# RECORDED INFORMATION start
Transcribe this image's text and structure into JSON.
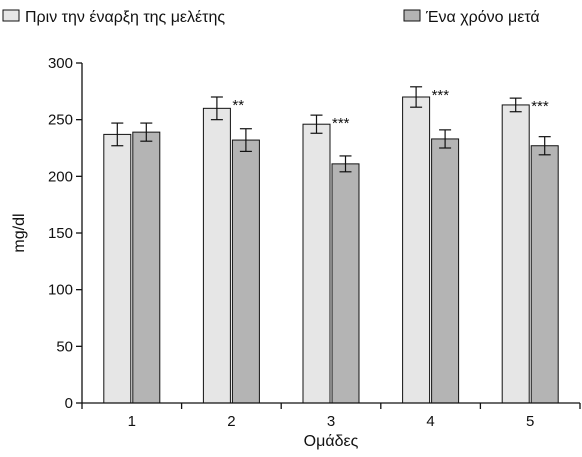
{
  "chart_data": {
    "type": "bar",
    "categories": [
      "1",
      "2",
      "3",
      "4",
      "5"
    ],
    "series": [
      {
        "name": "Πριν την έναρξη της μελέτης",
        "color": "#e6e6e6",
        "values": [
          237,
          260,
          246,
          270,
          263
        ],
        "errors": [
          10,
          10,
          8,
          9,
          6
        ]
      },
      {
        "name": "Ένα χρόνο μετά",
        "color": "#b4b4b4",
        "values": [
          239,
          232,
          211,
          233,
          227
        ],
        "errors": [
          8,
          10,
          7,
          8,
          8
        ]
      }
    ],
    "annotations": [
      "",
      "**",
      "***",
      "***",
      "***"
    ],
    "xlabel": "Ομάδες",
    "ylabel": "mg/dl",
    "ylim": [
      0,
      300
    ],
    "yticks": [
      "0",
      "50",
      "100",
      "150",
      "200",
      "250",
      "300"
    ],
    "grid": false,
    "legend_position": "top"
  }
}
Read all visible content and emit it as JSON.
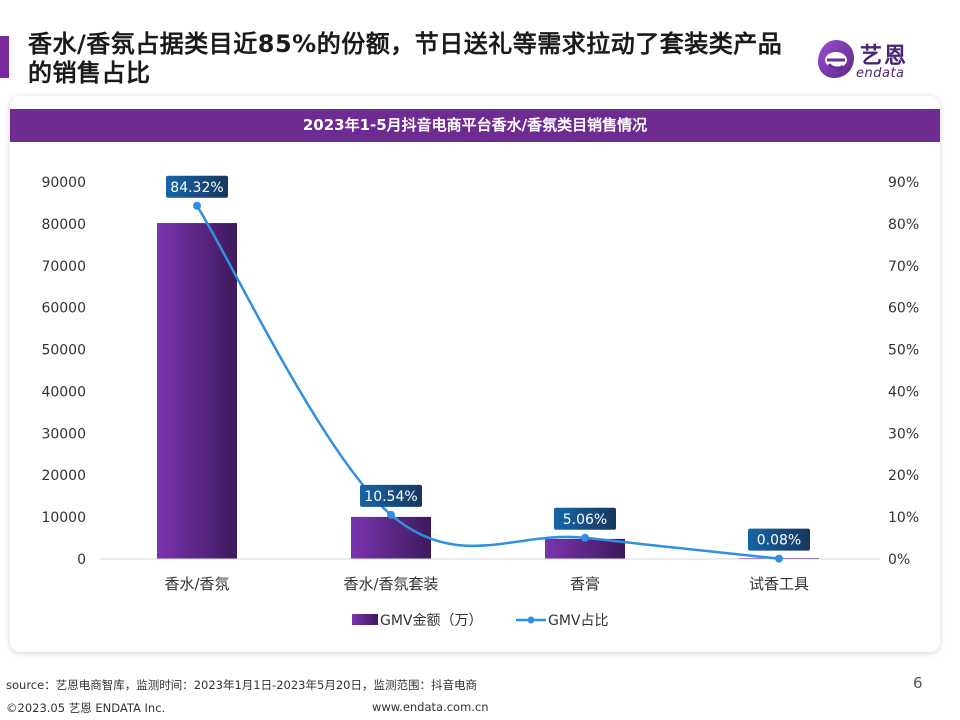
{
  "header": {
    "title": "香水/香氛占据类目近85%的份额，节日送礼等需求拉动了套装类产品的销售占比",
    "logo_name": "艺恩",
    "logo_sub": "endata"
  },
  "chart_data": {
    "type": "bar",
    "title": "2023年1-5月抖音电商平台香水/香氛类目销售情况",
    "categories": [
      "香水/香氛",
      "香水/香氛套装",
      "香膏",
      "试香工具"
    ],
    "series": [
      {
        "name": "GMV金额（万）",
        "type": "bar",
        "axis": "left",
        "values": [
          80200,
          10050,
          4800,
          80
        ]
      },
      {
        "name": "GMV占比",
        "type": "line",
        "axis": "right",
        "values": [
          84.32,
          10.54,
          5.06,
          0.08
        ],
        "labels": [
          "84.32%",
          "10.54%",
          "5.06%",
          "0.08%"
        ]
      }
    ],
    "ylim": [
      0,
      90000
    ],
    "yticks": [
      "0",
      "10000",
      "20000",
      "30000",
      "40000",
      "50000",
      "60000",
      "70000",
      "80000",
      "90000"
    ],
    "y2lim": [
      0,
      90
    ],
    "y2ticks": [
      "0%",
      "10%",
      "20%",
      "30%",
      "40%",
      "50%",
      "60%",
      "70%",
      "80%",
      "90%"
    ],
    "legend_position": "bottom",
    "grid": false,
    "colors": {
      "bar_top": "#7b34b0",
      "bar_bottom": "#3d1a5c",
      "line": "#2f8fe0",
      "label_bg": "#1565a8",
      "label_bg_dark": "#17375e"
    }
  },
  "footer": {
    "source": "source：艺恩电商智库，监测时间：2023年1月1日-2023年5月20日，监测范围：抖音电商",
    "copyright": "©2023.05 艺恩 ENDATA Inc.",
    "url": "www.endata.com.cn",
    "page_number": "6"
  }
}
# RECORDED INFORMATION end
*PROBLEM STATEMENT*: Would you set down the listing exactly, omitting pictures?

*THE RESULT*:
Transcribe this image's text and structure into JSON.
{
  "chart_data": {
    "type": "bar",
    "categories": [
      "1",
      "2",
      "3",
      "4",
      "5"
    ],
    "series": [
      {
        "name": "Πριν την έναρξη της μελέτης",
        "color": "#e6e6e6",
        "values": [
          237,
          260,
          246,
          270,
          263
        ],
        "errors": [
          10,
          10,
          8,
          9,
          6
        ]
      },
      {
        "name": "Ένα χρόνο μετά",
        "color": "#b4b4b4",
        "values": [
          239,
          232,
          211,
          233,
          227
        ],
        "errors": [
          8,
          10,
          7,
          8,
          8
        ]
      }
    ],
    "annotations": [
      "",
      "**",
      "***",
      "***",
      "***"
    ],
    "xlabel": "Ομάδες",
    "ylabel": "mg/dl",
    "ylim": [
      0,
      300
    ],
    "yticks": [
      "0",
      "50",
      "100",
      "150",
      "200",
      "250",
      "300"
    ],
    "grid": false,
    "legend_position": "top"
  }
}
Read all visible content and emit it as JSON.
{
  "header": {
    "title": "香水/香氛占据类目近85%的份额，节日送礼等需求拉动了套装类产品的销售占比",
    "logo_name": "艺恩",
    "logo_sub": "endata"
  },
  "chart_data": {
    "type": "bar",
    "title": "2023年1-5月抖音电商平台香水/香氛类目销售情况",
    "categories": [
      "香水/香氛",
      "香水/香氛套装",
      "香膏",
      "试香工具"
    ],
    "series": [
      {
        "name": "GMV金额（万）",
        "type": "bar",
        "axis": "left",
        "values": [
          80200,
          10050,
          4800,
          80
        ]
      },
      {
        "name": "GMV占比",
        "type": "line",
        "axis": "right",
        "values": [
          84.32,
          10.54,
          5.06,
          0.08
        ],
        "labels": [
          "84.32%",
          "10.54%",
          "5.06%",
          "0.08%"
        ]
      }
    ],
    "ylim": [
      0,
      90000
    ],
    "yticks": [
      "0",
      "10000",
      "20000",
      "30000",
      "40000",
      "50000",
      "60000",
      "70000",
      "80000",
      "90000"
    ],
    "y2lim": [
      0,
      90
    ],
    "y2ticks": [
      "0%",
      "10%",
      "20%",
      "30%",
      "40%",
      "50%",
      "60%",
      "70%",
      "80%",
      "90%"
    ],
    "legend_position": "bottom",
    "grid": false,
    "colors": {
      "bar_top": "#7b34b0",
      "bar_bottom": "#3d1a5c",
      "line": "#2f8fe0",
      "label_bg": "#1565a8",
      "label_bg_dark": "#17375e"
    }
  },
  "footer": {
    "source": "source：艺恩电商智库，监测时间：2023年1月1日-2023年5月20日，监测范围：抖音电商",
    "copyright": "©2023.05 艺恩 ENDATA Inc.",
    "url": "www.endata.com.cn",
    "page_number": "6"
  }
}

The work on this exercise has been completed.